#### Brief
Where in the data below does the word "inhibitors" appear? Copy each line that holds it.

─── Input for this task

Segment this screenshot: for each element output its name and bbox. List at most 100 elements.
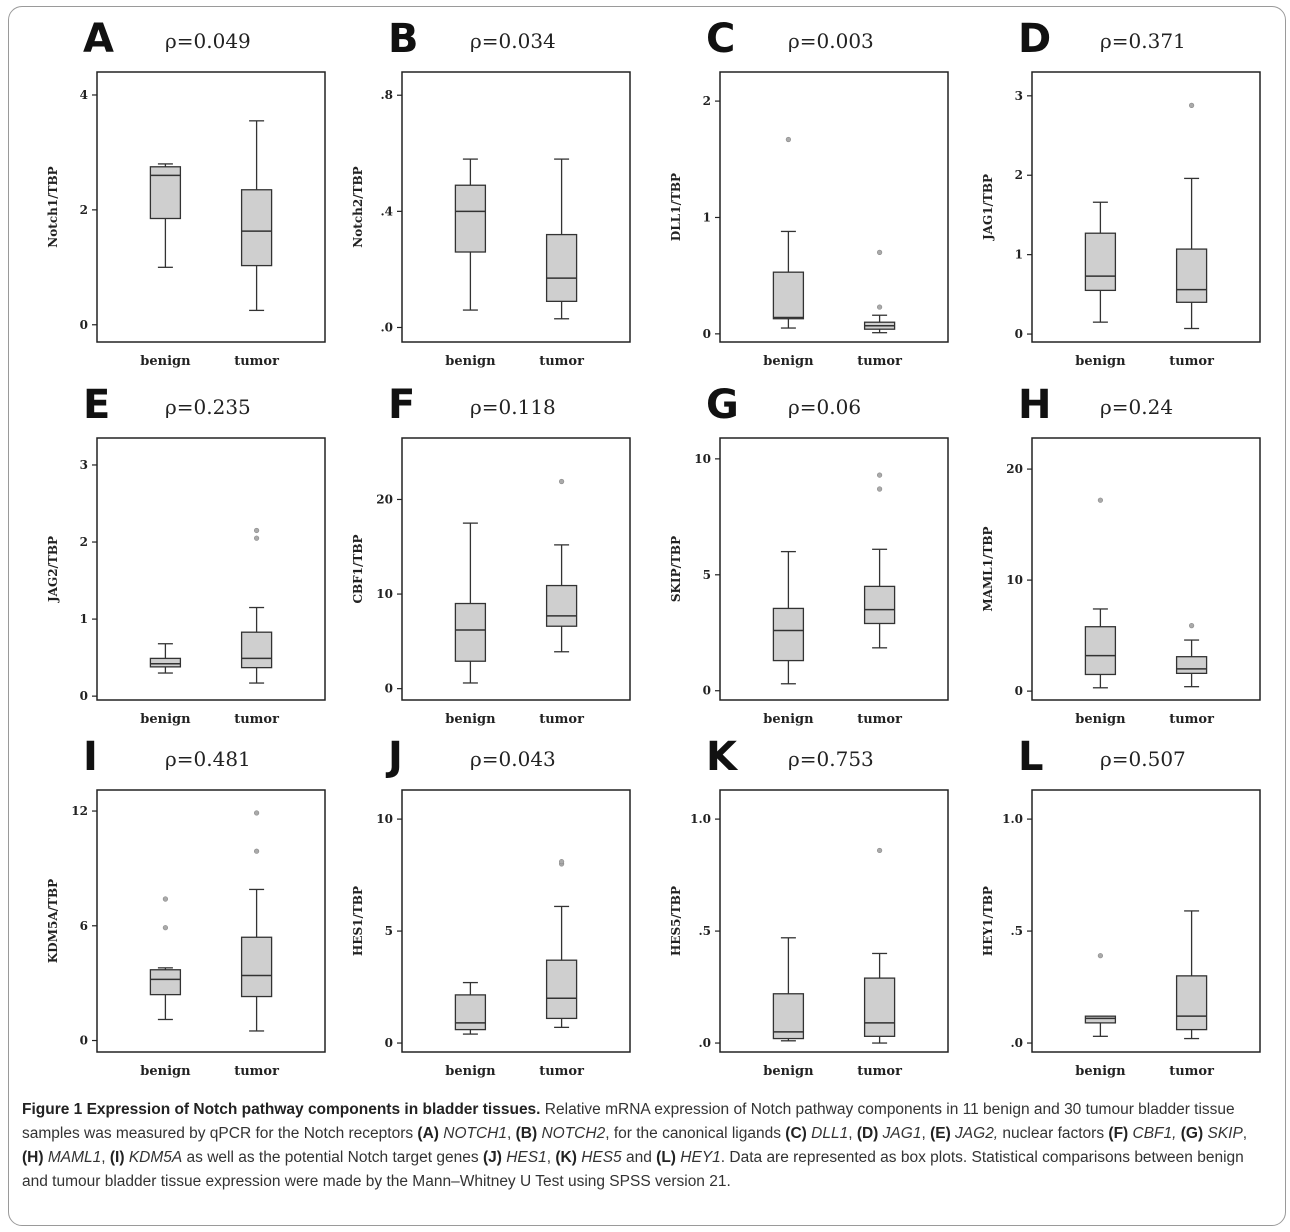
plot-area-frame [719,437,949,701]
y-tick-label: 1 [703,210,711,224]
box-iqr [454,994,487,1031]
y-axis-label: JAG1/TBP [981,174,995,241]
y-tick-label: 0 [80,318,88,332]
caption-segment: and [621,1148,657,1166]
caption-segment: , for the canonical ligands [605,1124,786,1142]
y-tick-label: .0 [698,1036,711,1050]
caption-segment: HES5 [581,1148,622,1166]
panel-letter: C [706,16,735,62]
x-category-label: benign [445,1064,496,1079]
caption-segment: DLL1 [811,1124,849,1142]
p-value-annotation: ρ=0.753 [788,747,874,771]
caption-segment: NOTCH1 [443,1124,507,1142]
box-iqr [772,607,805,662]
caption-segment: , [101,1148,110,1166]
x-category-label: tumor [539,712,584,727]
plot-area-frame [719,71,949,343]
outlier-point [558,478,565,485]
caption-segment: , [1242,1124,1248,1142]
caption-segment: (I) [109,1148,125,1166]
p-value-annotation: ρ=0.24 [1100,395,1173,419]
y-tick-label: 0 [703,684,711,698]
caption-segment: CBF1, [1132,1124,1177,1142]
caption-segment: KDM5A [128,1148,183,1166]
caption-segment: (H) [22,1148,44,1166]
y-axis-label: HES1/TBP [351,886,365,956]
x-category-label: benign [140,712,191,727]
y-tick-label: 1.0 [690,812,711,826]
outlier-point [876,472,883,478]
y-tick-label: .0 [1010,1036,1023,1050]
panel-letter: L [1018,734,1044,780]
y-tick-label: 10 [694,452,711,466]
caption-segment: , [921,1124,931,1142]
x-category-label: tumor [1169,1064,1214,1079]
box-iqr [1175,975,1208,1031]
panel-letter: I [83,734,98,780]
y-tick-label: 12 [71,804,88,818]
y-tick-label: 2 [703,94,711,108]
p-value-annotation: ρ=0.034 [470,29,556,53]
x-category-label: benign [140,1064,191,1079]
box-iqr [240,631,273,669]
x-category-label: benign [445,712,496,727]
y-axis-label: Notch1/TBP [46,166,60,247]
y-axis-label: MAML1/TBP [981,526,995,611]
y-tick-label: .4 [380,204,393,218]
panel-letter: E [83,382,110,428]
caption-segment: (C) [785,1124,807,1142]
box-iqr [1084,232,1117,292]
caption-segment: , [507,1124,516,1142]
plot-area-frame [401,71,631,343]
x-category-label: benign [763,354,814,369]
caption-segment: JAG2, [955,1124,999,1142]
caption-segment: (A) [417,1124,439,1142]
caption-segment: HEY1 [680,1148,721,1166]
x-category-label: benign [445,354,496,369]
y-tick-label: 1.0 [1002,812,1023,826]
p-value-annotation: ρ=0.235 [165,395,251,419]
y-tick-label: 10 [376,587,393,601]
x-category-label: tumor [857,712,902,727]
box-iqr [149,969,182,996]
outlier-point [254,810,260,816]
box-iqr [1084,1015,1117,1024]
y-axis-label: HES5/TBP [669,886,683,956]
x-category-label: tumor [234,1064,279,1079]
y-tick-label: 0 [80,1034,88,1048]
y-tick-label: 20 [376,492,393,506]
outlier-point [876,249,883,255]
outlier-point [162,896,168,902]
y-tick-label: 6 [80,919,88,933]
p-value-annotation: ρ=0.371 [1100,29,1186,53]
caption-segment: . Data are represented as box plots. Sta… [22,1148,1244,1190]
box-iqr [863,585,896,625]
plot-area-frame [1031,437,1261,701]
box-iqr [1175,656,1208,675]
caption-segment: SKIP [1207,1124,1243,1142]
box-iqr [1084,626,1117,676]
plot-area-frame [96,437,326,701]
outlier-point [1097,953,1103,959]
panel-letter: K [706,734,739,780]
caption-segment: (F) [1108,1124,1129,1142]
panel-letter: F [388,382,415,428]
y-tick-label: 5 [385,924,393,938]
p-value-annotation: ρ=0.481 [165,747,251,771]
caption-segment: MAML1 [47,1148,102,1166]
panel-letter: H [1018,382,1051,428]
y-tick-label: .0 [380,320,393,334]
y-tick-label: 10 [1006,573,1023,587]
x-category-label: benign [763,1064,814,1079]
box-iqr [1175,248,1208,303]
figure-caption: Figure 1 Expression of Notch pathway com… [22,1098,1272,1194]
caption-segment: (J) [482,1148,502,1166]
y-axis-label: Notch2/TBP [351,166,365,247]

──────
─── Input for this task

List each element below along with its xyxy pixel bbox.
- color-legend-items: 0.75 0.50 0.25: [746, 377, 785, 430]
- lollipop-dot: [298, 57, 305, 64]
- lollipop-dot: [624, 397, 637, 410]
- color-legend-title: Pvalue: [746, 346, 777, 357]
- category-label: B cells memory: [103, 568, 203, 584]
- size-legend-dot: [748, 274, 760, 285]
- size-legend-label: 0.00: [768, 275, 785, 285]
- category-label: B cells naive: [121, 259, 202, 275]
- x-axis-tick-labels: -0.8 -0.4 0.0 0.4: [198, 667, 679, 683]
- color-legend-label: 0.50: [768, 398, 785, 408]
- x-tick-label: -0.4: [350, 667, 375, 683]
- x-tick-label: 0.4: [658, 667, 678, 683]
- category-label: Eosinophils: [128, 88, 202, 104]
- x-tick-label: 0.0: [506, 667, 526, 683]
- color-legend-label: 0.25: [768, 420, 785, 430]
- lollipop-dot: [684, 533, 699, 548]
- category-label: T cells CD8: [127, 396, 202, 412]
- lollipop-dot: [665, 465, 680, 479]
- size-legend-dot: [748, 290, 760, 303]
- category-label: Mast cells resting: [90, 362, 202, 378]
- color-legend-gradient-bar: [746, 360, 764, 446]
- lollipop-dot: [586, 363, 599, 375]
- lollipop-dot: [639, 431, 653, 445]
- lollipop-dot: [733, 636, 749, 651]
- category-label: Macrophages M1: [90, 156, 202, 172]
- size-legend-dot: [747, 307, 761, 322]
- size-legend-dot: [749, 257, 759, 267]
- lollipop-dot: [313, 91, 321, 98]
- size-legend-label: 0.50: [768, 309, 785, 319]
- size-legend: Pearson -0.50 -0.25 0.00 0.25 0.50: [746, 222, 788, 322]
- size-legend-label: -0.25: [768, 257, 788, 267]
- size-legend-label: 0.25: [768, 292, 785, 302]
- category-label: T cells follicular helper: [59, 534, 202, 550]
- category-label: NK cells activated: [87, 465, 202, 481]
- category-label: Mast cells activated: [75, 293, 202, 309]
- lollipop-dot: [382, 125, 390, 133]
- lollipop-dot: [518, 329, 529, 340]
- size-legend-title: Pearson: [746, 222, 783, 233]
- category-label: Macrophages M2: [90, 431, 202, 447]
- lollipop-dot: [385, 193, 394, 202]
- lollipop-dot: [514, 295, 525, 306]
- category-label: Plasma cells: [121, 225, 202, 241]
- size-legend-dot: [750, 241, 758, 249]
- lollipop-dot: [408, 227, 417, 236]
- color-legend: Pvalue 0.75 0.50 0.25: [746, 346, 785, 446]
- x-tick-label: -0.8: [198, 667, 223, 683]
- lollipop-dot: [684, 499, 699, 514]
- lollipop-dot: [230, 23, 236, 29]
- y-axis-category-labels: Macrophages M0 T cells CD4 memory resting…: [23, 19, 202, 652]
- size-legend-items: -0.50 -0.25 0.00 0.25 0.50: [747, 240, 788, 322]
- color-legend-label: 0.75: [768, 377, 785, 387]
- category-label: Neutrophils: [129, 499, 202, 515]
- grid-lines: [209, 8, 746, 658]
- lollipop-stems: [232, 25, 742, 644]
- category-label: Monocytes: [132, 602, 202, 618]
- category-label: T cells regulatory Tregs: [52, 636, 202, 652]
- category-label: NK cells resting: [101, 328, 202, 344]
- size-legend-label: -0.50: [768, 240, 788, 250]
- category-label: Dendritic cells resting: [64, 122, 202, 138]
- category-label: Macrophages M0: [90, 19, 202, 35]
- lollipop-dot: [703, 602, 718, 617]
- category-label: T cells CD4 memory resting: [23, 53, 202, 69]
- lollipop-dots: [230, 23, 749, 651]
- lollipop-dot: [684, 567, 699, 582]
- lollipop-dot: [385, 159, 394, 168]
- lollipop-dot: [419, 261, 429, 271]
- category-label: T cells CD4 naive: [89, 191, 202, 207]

──────
─── Input for this task

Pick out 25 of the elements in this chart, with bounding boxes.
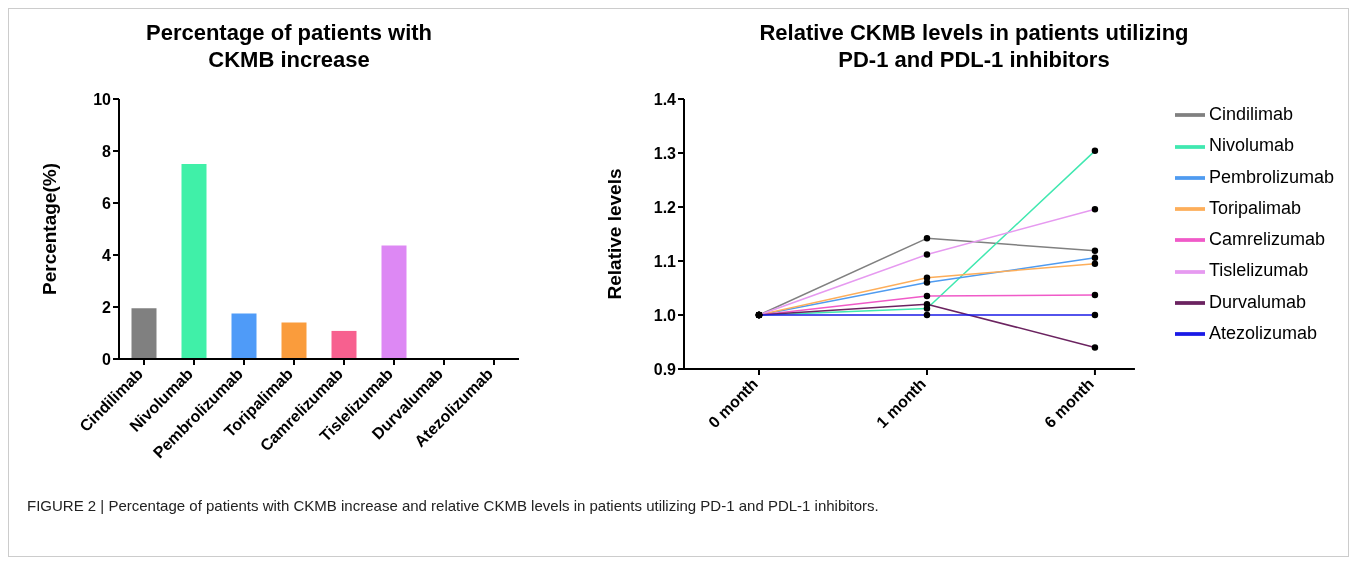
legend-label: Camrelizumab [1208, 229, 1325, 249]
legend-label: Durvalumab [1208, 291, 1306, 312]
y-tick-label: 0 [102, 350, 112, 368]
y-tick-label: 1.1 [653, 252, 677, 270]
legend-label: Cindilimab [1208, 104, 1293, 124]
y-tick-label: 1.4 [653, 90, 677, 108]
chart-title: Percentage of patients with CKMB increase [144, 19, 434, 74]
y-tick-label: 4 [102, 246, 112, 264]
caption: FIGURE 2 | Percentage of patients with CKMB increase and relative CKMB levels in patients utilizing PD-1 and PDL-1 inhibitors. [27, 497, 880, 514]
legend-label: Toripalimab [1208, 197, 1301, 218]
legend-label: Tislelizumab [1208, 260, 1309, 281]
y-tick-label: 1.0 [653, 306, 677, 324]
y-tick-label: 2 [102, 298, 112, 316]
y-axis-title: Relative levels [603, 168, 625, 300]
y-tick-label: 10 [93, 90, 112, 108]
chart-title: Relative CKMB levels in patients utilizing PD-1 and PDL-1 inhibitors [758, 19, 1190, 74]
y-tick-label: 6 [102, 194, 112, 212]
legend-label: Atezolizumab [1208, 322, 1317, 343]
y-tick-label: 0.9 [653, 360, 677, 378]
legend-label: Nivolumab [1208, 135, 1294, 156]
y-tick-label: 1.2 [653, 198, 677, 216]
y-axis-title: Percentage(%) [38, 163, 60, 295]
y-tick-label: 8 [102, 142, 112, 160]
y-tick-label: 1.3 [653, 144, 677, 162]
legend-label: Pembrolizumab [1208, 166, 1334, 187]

──────

#### Final answer
caption: FIGURE 2 | Percentage of patients with CKMB increase and relative CKMB levels in patients utilizing PD-1 and PDL-1 inhibitors. [27, 497, 880, 514]
chart-title: Relative CKMB levels in patients utilizing PD-1 and PDL-1 inhibitors [758, 19, 1190, 74]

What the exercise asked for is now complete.